(Dataset items)
★ ★ ★ ★ ★

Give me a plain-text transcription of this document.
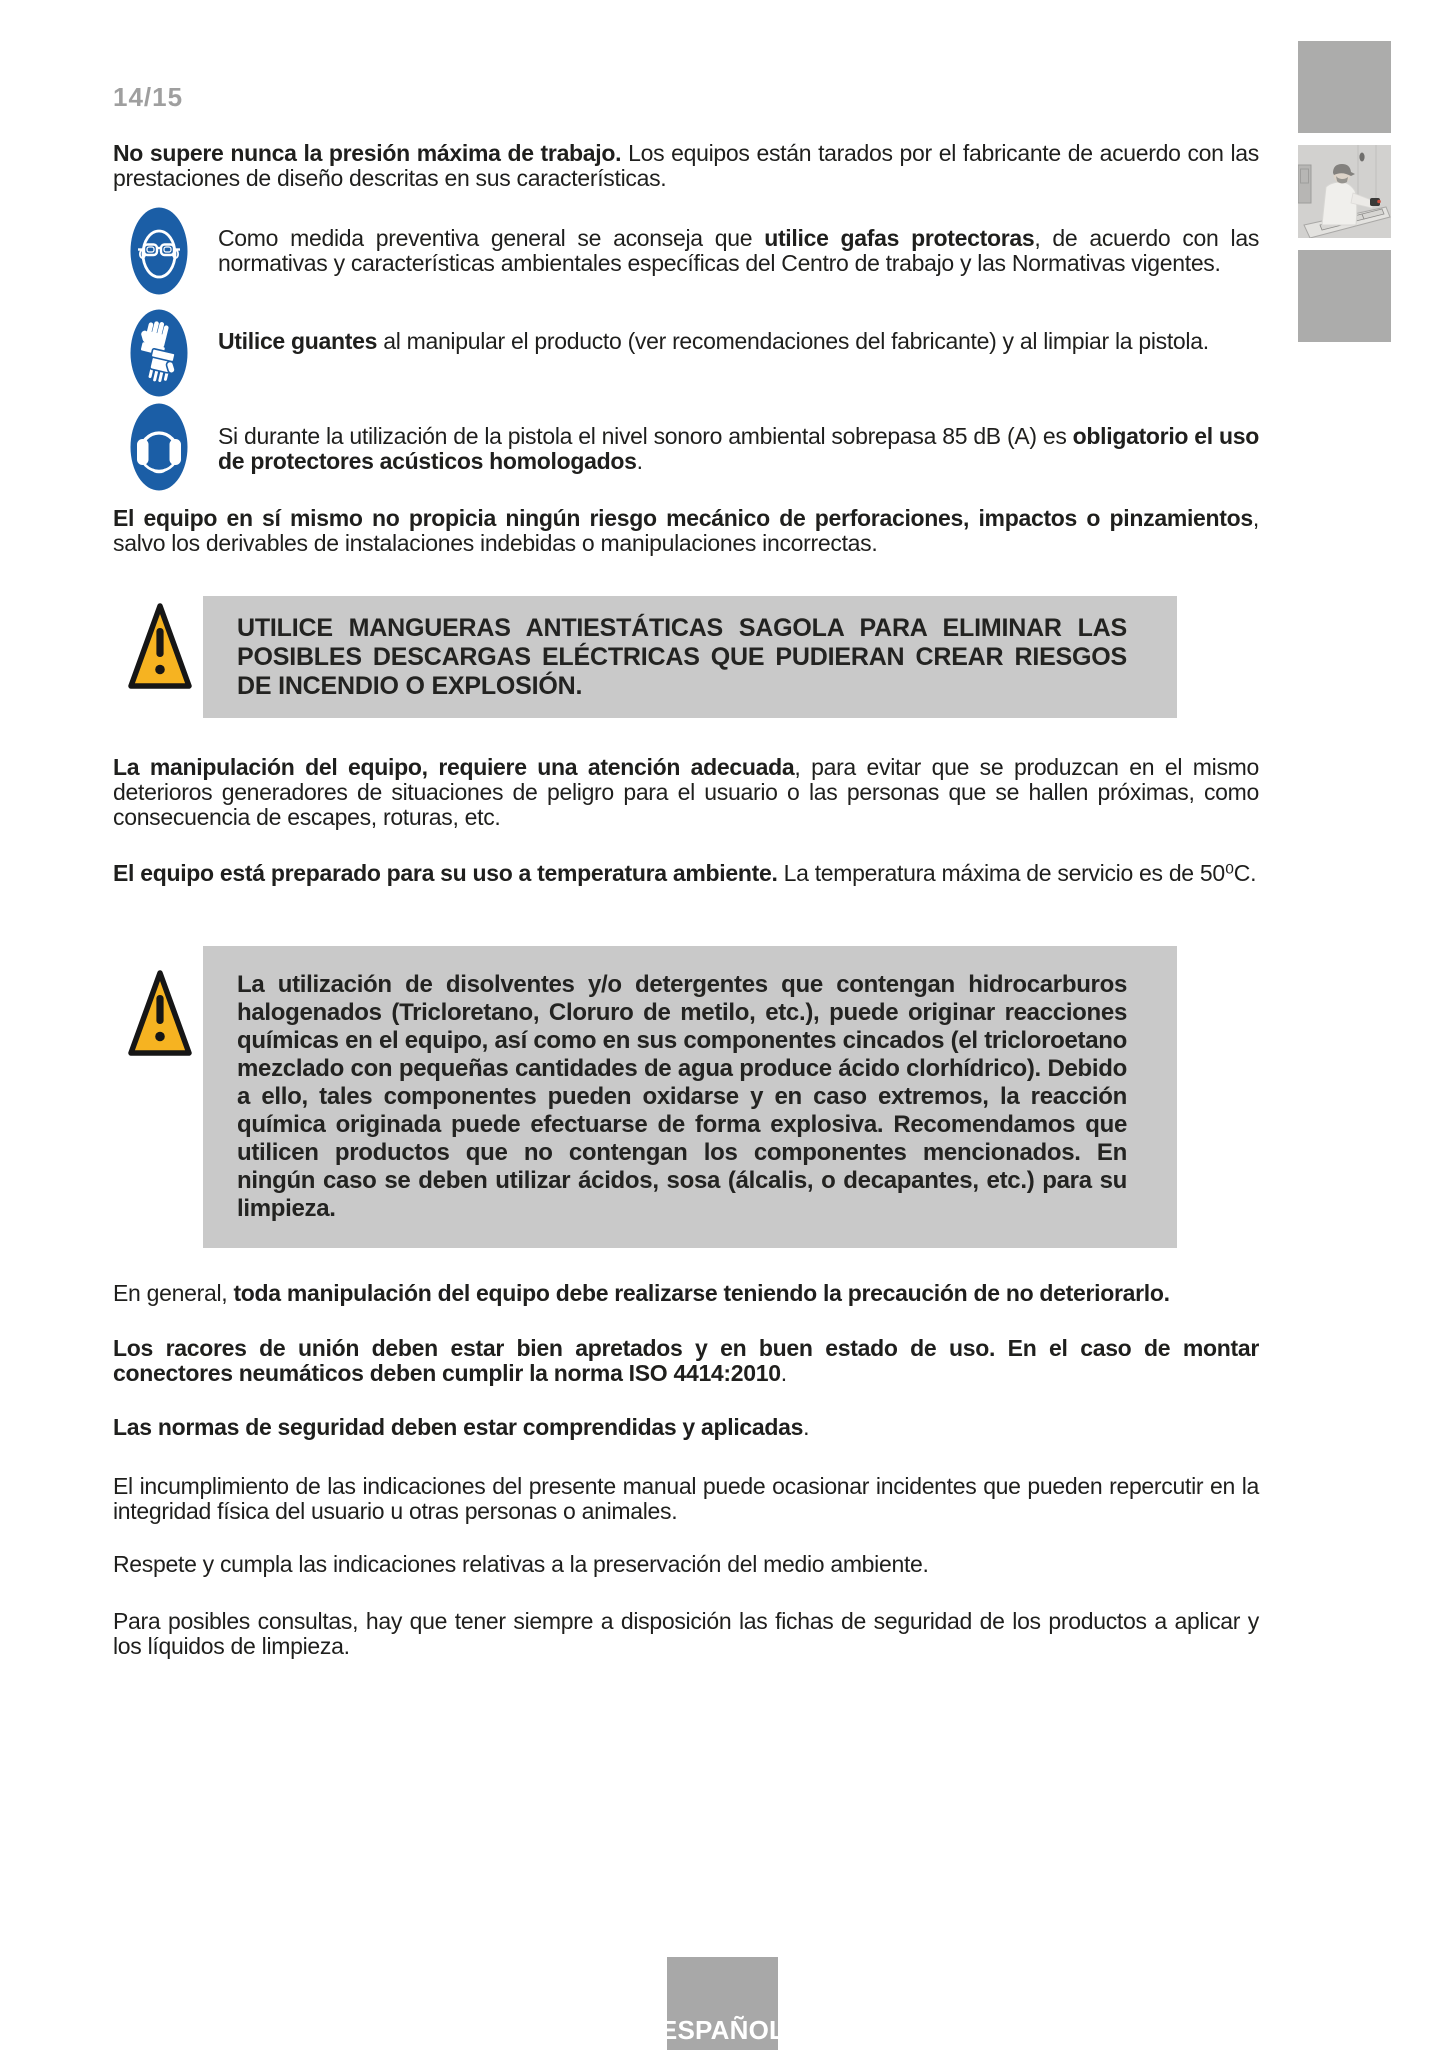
14/15
No supere nunca la presión máxima de trabajo. Los equipos están tarados por el fabricante de acuerdo con las prestaciones de diseño descritas en sus características.
Como medida preventiva general se aconseja que utilice gafas protectoras, de acuerdo con las normativas y características ambientales específicas del Centro de trabajo y las Normativas vigentes.
Utilice guantes al manipular el producto (ver recomendaciones del fabricante) y al limpiar la pistola.
Si durante la utilización de la pistola el nivel sonoro ambiental sobrepasa 85 dB (A) es obligatorio el uso de protectores acústicos homologados.
El equipo en sí mismo no propicia ningún riesgo mecánico de perforaciones, impactos o pinzamientos, salvo los derivables de instalaciones indebidas o manipulaciones incorrectas.
UTILICE MANGUERAS ANTIESTÁTICAS SAGOLA PARA ELIMINAR LAS POSIBLES DESCARGAS ELÉCTRICAS QUE PUDIERAN CREAR RIESGOS DE INCENDIO O EXPLOSIÓN.
La manipulación del equipo, requiere una atención adecuada, para evitar que se produzcan en el mismo deterioros generadores de situaciones de peligro para el usuario o las personas que se hallen próximas, como consecuencia de escapes, roturas, etc.
El equipo está preparado para su uso a temperatura ambiente. La temperatura máxima de servicio es de 50⁰C.
La utilización de disolventes y/o detergentes que contengan hidrocarburos halogenados (Tricloretano, Cloruro de metilo, etc.), puede originar reacciones químicas en el equipo, así como en sus componentes cincados (el tricloroetano mezclado con pequeñas cantidades de agua produce ácido clorhídrico). Debido a ello, tales componentes pueden oxidarse y en caso extremos, la reacción química originada puede efectuarse de forma explosiva. Recomendamos que utilicen productos que no contengan los componentes mencionados. En ningún caso se deben utilizar ácidos, sosa (álcalis, o decapantes, etc.) para su limpieza.
En general, toda manipulación del equipo debe realizarse teniendo la precaución de no deteriorarlo.
Los racores de unión deben estar bien apretados y en buen estado de uso. En el caso de montar conectores neumáticos deben cumplir la norma ISO 4414:2010.
Las normas de seguridad deben estar comprendidas y aplicadas.
El incumplimiento de las indicaciones del presente manual puede ocasionar incidentes que pueden repercutir en la integridad física del usuario u otras personas o animales.
Respete y cumpla las indicaciones relativas a la preservación del medio ambiente.
Para posibles consultas, hay que tener siempre a disposición las fichas de seguridad de los productos a aplicar y los líquidos de limpieza.
ESPAÑOL
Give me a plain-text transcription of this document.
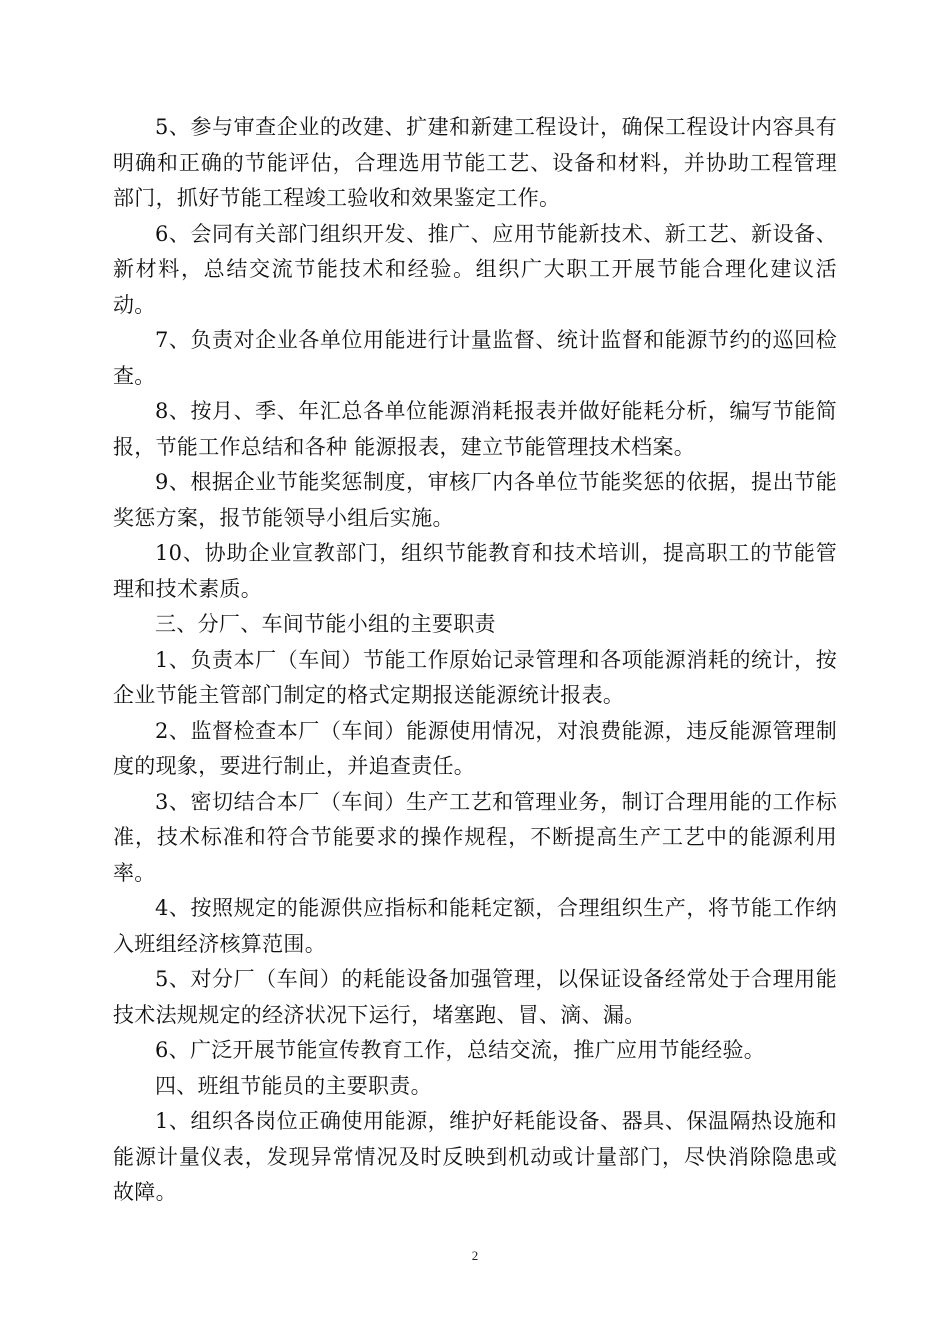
5、参与审查企业的改建、扩建和新建工程设计，确保工程设计内容具有明确和正确的节能评估，合理选用节能工艺、设备和材料，并协助工程管理部门，抓好节能工程竣工验收和效果鉴定工作。

6、会同有关部门组织开发、推广、应用节能新技术、新工艺、新设备、新材料，总结交流节能技术和经验。组织广大职工开展节能合理化建议活动。

7、负责对企业各单位用能进行计量监督、统计监督和能源节约的巡回检查。

8、按月、季、年汇总各单位能源消耗报表并做好能耗分析，编写节能简报，节能工作总结和各种 能源报表，建立节能管理技术档案。

9、根据企业节能奖惩制度，审核厂内各单位节能奖惩的依据，提出节能奖惩方案，报节能领导小组后实施。

10、协助企业宣教部门，组织节能教育和技术培训，提高职工的节能管理和技术素质。

三、分厂、车间节能小组的主要职责

1、负责本厂（车间）节能工作原始记录管理和各项能源消耗的统计，按企业节能主管部门制定的格式定期报送能源统计报表。

2、监督检查本厂（车间）能源使用情况，对浪费能源，违反能源管理制度的现象，要进行制止，并追查责任。

3、密切结合本厂（车间）生产工艺和管理业务，制订合理用能的工作标准，技术标准和符合节能要求的操作规程，不断提高生产工艺中的能源利用率。

4、按照规定的能源供应指标和能耗定额，合理组织生产，将节能工作纳入班组经济核算范围。

5、对分厂（车间）的耗能设备加强管理，以保证设备经常处于合理用能技术法规规定的经济状况下运行，堵塞跑、冒、滴、漏。

6、广泛开展节能宣传教育工作，总结交流，推广应用节能经验。

四、班组节能员的主要职责。

1、组织各岗位正确使用能源，维护好耗能设备、器具、保温隔热设施和能源计量仪表，发现异常情况及时反映到机动或计量部门，尽快消除隐患或故障。

2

★ ★ ★ ★ ★

**EXERCISE DIRECTIONS:** Above are records with pictures; repeat the records exactly and leave the pictures out.

**EXPECTED OUTPUT:**
Give me a plain-text transcription of this document.
14/15
No supere nunca la presión máxima de trabajo. Los equipos están tarados por el fabricante de acuerdo con las prestaciones de diseño descritas en sus características.
Como medida preventiva general se aconseja que utilice gafas protectoras, de acuerdo con las normativas y características ambientales específicas del Centro de trabajo y las Normativas vigentes.
Utilice guantes al manipular el producto (ver recomendaciones del fabricante) y al limpiar la pistola.
Si durante la utilización de la pistola el nivel sonoro ambiental sobrepasa 85 dB (A) es obligatorio el uso de protectores acústicos homologados.
El equipo en sí mismo no propicia ningún riesgo mecánico de perforaciones, impactos o pinzamientos, salvo los derivables de instalaciones indebidas o manipulaciones incorrectas.
UTILICE MANGUERAS ANTIESTÁTICAS SAGOLA PARA ELIMINAR LAS POSIBLES DESCARGAS ELÉCTRICAS QUE PUDIERAN CREAR RIESGOS DE INCENDIO O EXPLOSIÓN.
La manipulación del equipo, requiere una atención adecuada, para evitar que se produzcan en el mismo deterioros generadores de situaciones de peligro para el usuario o las personas que se hallen próximas, como consecuencia de escapes, roturas, etc.
El equipo está preparado para su uso a temperatura ambiente. La temperatura máxima de servicio es de 50⁰C.
La utilización de disolventes y/o detergentes que contengan hidrocarburos halogenados (Tricloretano, Cloruro de metilo, etc.), puede originar reacciones químicas en el equipo, así como en sus componentes cincados (el tricloroetano mezclado con pequeñas cantidades de agua produce ácido clorhídrico). Debido a ello, tales componentes pueden oxidarse y en caso extremos, la reacción química originada puede efectuarse de forma explosiva. Recomendamos que utilicen productos que no contengan los componentes mencionados. En ningún caso se deben utilizar ácidos, sosa (álcalis, o decapantes, etc.) para su limpieza.
En general, toda manipulación del equipo debe realizarse teniendo la precaución de no deteriorarlo.
Los racores de unión deben estar bien apretados y en buen estado de uso. En el caso de montar conectores neumáticos deben cumplir la norma ISO 4414:2010.
Las normas de seguridad deben estar comprendidas y aplicadas.
El incumplimiento de las indicaciones del presente manual puede ocasionar incidentes que pueden repercutir en la integridad física del usuario u otras personas o animales.
Respete y cumpla las indicaciones relativas a la preservación del medio ambiente.
Para posibles consultas, hay que tener siempre a disposición las fichas de seguridad de los productos a aplicar y los líquidos de limpieza.
ESPAÑOL
Give me a plain-text transcription of this document.
5、参与审查企业的改建、扩建和新建工程设计，确保工程设计内容具有明确和正确的节能评估，合理选用节能工艺、设备和材料，并协助工程管理部门，抓好节能工程竣工验收和效果鉴定工作。

6、会同有关部门组织开发、推广、应用节能新技术、新工艺、新设备、新材料，总结交流节能技术和经验。组织广大职工开展节能合理化建议活动。

7、负责对企业各单位用能进行计量监督、统计监督和能源节约的巡回检查。

8、按月、季、年汇总各单位能源消耗报表并做好能耗分析，编写节能简报，节能工作总结和各种 能源报表，建立节能管理技术档案。

9、根据企业节能奖惩制度，审核厂内各单位节能奖惩的依据，提出节能奖惩方案，报节能领导小组后实施。

10、协助企业宣教部门，组织节能教育和技术培训，提高职工的节能管理和技术素质。

三、分厂、车间节能小组的主要职责

1、负责本厂（车间）节能工作原始记录管理和各项能源消耗的统计，按企业节能主管部门制定的格式定期报送能源统计报表。

2、监督检查本厂（车间）能源使用情况，对浪费能源，违反能源管理制度的现象，要进行制止，并追查责任。

3、密切结合本厂（车间）生产工艺和管理业务，制订合理用能的工作标准，技术标准和符合节能要求的操作规程，不断提高生产工艺中的能源利用率。

4、按照规定的能源供应指标和能耗定额，合理组织生产，将节能工作纳入班组经济核算范围。

5、对分厂（车间）的耗能设备加强管理，以保证设备经常处于合理用能技术法规规定的经济状况下运行，堵塞跑、冒、滴、漏。

6、广泛开展节能宣传教育工作，总结交流，推广应用节能经验。

四、班组节能员的主要职责。

1、组织各岗位正确使用能源，维护好耗能设备、器具、保温隔热设施和能源计量仪表，发现异常情况及时反映到机动或计量部门，尽快消除隐患或故障。

2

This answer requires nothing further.